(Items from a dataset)
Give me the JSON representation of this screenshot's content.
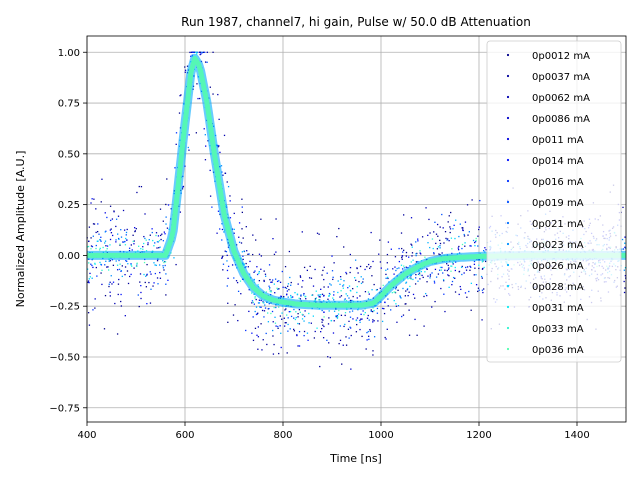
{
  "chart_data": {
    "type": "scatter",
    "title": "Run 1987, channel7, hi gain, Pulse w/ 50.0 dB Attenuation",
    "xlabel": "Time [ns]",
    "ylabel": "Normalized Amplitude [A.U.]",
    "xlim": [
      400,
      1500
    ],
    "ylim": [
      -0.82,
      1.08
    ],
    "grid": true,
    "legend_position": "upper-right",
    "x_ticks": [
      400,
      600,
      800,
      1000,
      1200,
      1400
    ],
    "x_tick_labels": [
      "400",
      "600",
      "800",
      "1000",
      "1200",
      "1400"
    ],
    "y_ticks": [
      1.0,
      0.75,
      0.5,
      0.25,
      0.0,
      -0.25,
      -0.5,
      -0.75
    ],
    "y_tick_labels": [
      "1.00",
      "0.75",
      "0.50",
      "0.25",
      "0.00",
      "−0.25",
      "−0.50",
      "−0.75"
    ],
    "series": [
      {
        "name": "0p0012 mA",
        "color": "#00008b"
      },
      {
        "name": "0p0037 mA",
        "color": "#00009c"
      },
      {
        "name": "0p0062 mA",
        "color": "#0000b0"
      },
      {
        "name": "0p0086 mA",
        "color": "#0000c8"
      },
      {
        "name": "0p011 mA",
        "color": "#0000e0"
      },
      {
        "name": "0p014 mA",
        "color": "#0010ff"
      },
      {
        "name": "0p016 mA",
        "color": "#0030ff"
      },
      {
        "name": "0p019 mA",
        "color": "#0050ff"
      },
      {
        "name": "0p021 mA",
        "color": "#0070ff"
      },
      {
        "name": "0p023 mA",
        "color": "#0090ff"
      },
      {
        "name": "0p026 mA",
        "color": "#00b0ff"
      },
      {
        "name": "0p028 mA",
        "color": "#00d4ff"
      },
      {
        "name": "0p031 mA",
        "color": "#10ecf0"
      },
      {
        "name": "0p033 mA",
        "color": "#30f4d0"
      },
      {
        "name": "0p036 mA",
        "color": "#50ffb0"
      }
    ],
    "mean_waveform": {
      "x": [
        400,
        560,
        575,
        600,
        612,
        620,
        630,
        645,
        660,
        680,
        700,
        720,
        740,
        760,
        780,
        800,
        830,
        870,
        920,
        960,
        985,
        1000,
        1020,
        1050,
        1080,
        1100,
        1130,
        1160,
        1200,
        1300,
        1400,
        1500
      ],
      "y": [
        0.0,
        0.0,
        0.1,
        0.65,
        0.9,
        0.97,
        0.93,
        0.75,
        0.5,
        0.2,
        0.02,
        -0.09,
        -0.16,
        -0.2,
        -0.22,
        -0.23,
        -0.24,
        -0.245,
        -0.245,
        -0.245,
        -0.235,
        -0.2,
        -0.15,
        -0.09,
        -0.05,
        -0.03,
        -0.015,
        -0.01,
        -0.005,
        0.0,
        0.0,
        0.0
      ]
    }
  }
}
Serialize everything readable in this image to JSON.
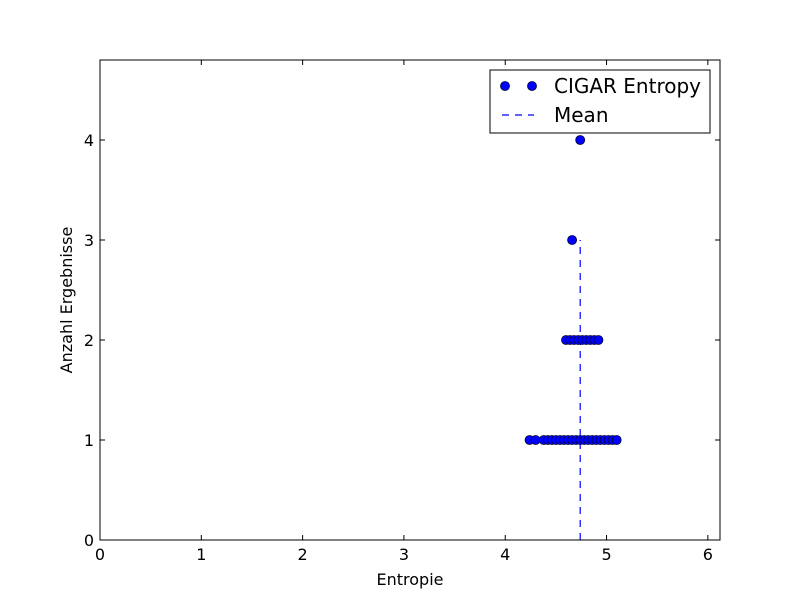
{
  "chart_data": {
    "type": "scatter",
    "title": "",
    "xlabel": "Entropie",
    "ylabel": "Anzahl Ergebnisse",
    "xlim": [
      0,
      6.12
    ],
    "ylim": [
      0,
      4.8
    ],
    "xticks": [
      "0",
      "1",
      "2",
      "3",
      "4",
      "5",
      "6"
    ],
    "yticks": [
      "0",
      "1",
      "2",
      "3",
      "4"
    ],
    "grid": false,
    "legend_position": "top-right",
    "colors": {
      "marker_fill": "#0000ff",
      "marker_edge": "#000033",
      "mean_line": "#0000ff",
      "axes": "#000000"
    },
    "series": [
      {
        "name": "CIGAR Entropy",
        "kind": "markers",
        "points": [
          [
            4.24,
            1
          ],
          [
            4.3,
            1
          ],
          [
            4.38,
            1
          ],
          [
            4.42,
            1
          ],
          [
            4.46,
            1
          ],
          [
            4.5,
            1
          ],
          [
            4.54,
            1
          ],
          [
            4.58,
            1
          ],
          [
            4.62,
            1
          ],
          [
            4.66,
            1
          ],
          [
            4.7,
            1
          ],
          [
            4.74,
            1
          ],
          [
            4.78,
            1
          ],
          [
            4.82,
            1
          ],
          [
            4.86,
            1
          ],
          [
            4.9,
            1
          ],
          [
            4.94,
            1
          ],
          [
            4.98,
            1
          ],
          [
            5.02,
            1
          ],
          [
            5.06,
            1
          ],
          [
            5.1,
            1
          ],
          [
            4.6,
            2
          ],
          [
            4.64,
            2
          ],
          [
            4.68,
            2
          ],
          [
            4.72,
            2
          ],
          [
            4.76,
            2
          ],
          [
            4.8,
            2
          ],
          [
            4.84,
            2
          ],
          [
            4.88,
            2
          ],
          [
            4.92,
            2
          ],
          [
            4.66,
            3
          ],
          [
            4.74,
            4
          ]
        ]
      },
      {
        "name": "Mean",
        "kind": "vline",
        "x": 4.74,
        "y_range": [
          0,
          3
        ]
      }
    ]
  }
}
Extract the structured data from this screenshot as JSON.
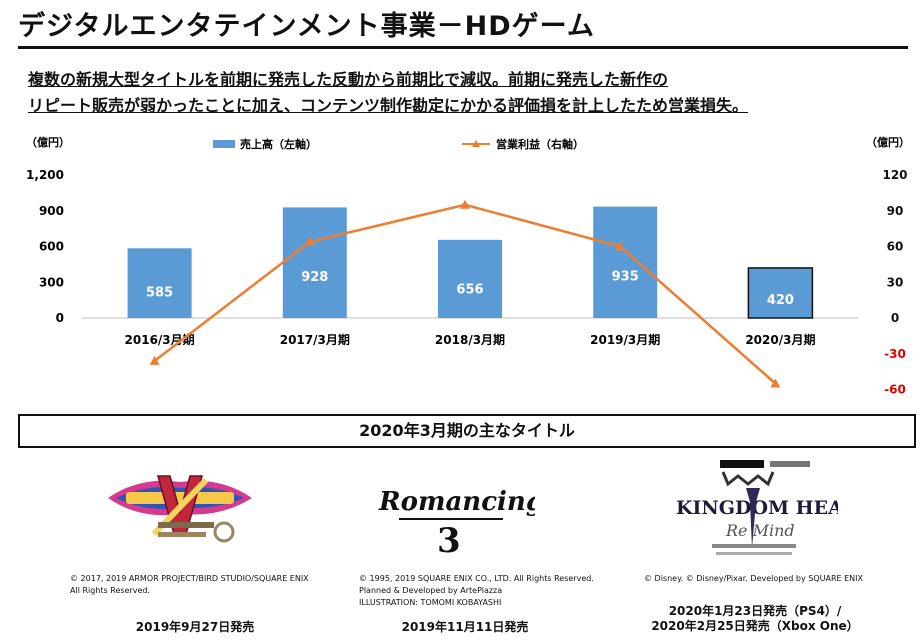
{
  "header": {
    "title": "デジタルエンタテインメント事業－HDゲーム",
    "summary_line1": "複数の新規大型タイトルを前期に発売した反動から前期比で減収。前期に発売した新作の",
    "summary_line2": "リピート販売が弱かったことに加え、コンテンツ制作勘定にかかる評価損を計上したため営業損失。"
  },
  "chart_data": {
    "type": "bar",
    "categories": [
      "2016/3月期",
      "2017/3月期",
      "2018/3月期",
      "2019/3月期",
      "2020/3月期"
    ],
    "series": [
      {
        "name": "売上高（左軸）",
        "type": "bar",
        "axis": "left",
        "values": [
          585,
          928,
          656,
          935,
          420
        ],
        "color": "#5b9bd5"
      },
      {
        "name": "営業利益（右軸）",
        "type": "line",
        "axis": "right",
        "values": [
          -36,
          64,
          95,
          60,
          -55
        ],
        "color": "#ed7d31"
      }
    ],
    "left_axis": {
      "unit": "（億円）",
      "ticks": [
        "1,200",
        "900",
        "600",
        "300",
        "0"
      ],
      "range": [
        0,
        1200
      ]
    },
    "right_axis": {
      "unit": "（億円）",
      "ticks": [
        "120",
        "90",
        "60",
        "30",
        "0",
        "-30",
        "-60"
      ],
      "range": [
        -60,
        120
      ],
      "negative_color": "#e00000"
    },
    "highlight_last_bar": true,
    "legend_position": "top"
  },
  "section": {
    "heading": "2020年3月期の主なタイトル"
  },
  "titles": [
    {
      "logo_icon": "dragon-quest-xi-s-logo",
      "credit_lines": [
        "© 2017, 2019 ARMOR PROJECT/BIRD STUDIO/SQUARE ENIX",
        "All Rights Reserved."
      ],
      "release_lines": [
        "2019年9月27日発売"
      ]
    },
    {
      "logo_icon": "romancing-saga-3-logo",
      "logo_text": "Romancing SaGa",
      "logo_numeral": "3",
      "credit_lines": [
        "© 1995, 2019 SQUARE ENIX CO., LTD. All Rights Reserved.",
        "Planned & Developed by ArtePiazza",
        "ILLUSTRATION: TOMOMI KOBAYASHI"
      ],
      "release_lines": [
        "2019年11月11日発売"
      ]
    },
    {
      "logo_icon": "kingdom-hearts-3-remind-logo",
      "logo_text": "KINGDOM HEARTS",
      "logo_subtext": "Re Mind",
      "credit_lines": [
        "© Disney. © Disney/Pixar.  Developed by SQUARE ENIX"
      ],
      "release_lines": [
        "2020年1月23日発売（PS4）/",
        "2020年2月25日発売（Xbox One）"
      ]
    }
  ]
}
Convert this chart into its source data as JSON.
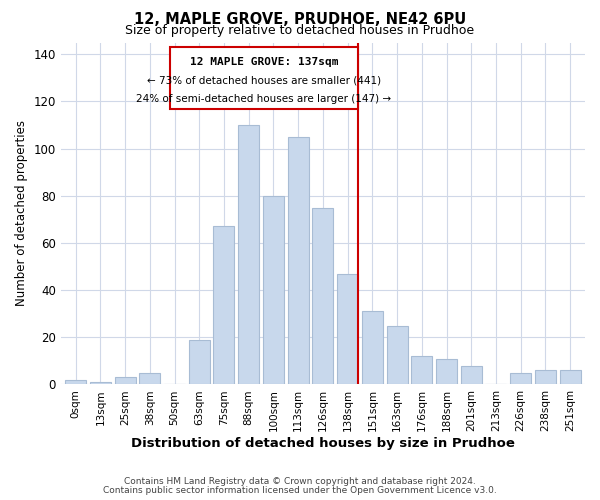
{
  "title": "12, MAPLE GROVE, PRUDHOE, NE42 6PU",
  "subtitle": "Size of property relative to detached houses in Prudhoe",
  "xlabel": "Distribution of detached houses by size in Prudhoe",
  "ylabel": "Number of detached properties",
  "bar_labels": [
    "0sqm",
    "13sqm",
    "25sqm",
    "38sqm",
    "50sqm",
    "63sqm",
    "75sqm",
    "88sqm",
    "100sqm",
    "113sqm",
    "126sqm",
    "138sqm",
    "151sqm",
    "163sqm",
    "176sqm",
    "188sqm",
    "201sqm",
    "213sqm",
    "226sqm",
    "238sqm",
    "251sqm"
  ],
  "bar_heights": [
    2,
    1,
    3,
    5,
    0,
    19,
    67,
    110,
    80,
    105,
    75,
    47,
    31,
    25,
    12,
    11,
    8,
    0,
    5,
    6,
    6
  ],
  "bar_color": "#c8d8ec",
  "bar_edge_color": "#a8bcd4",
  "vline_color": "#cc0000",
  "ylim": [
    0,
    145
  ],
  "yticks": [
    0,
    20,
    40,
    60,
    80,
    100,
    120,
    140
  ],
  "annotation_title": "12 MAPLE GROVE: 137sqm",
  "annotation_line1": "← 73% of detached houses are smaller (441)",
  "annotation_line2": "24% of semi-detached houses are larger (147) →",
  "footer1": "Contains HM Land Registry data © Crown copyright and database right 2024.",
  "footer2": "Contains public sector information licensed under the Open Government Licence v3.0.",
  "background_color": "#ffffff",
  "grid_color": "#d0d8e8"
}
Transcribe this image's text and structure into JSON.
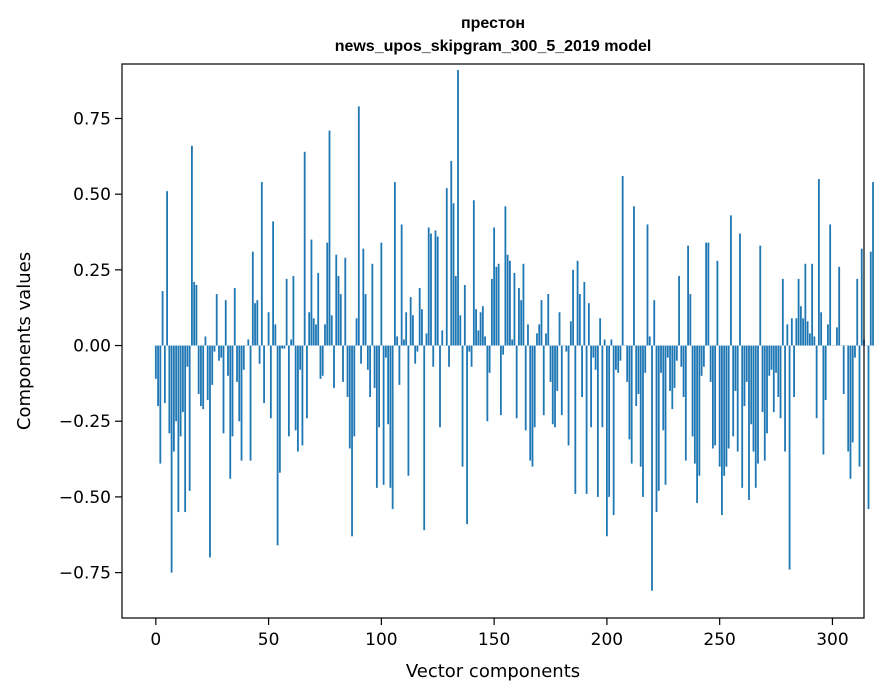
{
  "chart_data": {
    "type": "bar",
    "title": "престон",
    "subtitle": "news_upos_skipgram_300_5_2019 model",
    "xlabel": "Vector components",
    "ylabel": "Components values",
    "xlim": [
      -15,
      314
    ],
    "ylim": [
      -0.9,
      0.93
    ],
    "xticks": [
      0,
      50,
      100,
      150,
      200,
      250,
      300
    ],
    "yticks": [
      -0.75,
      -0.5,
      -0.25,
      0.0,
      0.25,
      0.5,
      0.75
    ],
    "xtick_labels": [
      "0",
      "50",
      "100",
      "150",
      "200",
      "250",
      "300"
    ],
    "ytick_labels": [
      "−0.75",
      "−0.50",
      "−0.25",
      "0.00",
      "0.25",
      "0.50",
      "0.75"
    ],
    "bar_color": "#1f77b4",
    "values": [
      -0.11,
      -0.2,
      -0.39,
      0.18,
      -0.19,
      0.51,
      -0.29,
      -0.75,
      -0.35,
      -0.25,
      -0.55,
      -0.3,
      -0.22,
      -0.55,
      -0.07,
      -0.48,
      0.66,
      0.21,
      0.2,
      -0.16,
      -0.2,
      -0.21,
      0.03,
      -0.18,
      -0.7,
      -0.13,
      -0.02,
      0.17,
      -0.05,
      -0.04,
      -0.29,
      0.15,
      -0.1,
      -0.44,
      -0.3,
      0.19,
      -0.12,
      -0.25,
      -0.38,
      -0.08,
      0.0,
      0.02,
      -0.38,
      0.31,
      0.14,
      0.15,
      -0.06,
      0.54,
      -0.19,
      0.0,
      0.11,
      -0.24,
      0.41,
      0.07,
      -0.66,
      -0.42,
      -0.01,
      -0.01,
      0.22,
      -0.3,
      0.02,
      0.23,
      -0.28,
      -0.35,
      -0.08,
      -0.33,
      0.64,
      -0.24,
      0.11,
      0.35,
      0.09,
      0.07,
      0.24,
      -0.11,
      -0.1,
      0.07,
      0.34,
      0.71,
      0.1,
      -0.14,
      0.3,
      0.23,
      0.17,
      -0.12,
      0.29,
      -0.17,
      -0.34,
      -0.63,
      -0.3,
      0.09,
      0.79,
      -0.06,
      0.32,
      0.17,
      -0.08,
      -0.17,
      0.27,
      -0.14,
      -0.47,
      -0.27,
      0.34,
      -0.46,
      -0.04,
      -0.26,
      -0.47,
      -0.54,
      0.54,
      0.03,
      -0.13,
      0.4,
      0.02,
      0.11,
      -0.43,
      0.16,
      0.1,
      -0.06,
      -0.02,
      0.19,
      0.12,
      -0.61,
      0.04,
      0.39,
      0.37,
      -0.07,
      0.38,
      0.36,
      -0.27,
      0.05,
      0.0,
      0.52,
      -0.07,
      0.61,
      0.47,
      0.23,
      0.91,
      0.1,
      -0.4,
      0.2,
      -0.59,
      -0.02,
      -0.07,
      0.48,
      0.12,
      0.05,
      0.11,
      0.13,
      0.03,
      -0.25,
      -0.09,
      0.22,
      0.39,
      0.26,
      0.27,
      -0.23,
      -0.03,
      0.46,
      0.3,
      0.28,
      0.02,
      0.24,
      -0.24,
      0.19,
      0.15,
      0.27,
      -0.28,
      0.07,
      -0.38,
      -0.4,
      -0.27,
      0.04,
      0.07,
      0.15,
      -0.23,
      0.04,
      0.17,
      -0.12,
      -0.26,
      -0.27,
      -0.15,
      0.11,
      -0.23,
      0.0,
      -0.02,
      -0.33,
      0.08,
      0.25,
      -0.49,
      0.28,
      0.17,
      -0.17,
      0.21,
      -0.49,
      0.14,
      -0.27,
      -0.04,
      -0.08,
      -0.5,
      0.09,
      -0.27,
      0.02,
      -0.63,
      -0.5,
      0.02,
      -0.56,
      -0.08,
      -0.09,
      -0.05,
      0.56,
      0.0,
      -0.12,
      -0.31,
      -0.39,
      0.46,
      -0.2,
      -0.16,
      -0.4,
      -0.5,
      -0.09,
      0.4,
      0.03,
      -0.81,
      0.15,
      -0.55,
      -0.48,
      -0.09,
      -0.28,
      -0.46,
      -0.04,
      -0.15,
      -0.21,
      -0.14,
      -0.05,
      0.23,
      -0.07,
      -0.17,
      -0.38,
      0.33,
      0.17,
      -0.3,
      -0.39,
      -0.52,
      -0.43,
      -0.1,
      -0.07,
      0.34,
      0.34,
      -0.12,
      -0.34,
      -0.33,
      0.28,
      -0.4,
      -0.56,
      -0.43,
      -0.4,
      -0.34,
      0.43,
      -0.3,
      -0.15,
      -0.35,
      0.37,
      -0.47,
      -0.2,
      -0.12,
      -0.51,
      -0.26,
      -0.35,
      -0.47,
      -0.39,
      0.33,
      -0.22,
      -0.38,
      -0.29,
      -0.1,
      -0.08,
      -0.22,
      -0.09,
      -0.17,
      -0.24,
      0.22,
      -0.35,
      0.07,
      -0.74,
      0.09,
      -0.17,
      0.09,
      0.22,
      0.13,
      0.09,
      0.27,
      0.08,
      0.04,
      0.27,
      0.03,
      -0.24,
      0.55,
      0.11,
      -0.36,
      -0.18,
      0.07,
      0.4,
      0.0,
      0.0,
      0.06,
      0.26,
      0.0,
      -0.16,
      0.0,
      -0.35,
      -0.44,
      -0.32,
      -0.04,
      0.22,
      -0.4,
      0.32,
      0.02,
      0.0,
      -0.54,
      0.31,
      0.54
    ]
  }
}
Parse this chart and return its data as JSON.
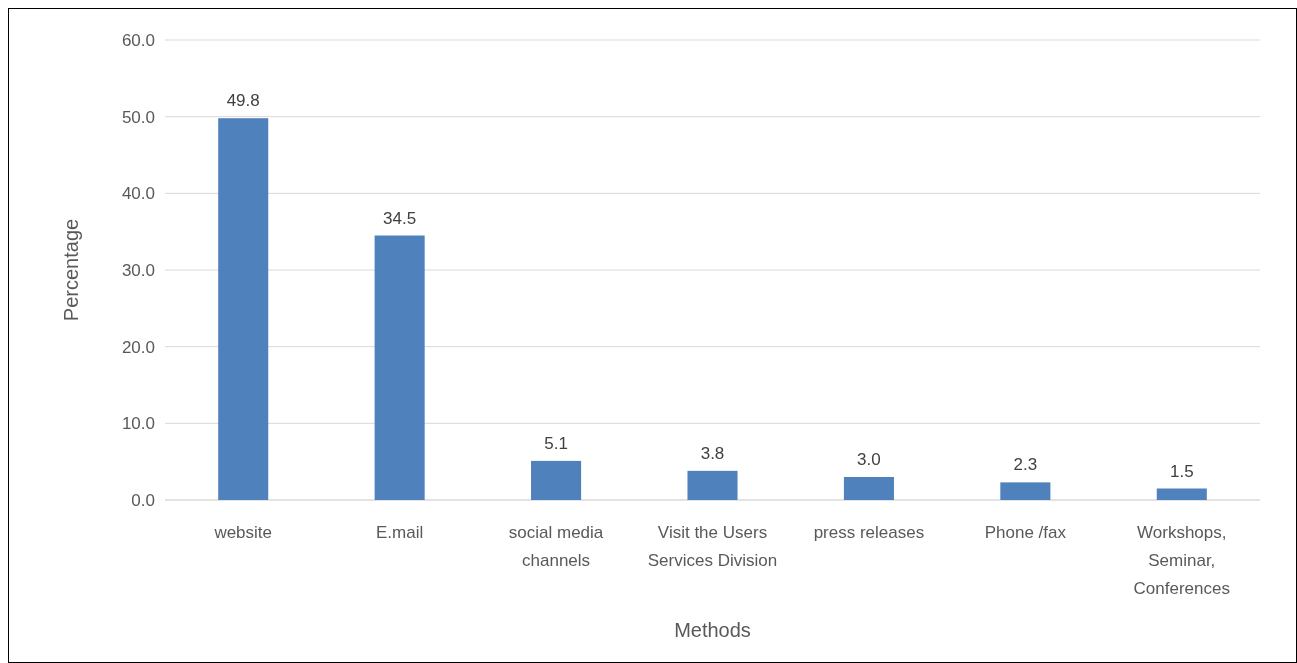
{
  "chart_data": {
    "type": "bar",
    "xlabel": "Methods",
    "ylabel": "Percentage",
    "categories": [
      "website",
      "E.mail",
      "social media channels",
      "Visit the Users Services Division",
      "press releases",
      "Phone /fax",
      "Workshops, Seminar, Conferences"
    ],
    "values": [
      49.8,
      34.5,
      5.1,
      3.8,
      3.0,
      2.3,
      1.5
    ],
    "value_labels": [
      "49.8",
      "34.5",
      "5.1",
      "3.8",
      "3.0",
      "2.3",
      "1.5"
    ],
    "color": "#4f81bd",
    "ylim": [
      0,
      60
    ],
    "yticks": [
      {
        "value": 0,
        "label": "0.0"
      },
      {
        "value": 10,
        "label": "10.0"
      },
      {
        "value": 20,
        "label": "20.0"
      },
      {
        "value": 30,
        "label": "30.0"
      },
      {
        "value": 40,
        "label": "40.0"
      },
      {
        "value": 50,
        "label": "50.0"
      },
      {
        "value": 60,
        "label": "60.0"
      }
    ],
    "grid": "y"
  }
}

DIRECTIONS FOR THIS TASK: Look through the entries above; copy every line holding the string "GROVE".

TASK RESPONSE:
  "title": "12, MAPLE GROVE, PRUDHOE, NE42 6PU",
  "annotation_title": "12 MAPLE GROVE: 137sqm",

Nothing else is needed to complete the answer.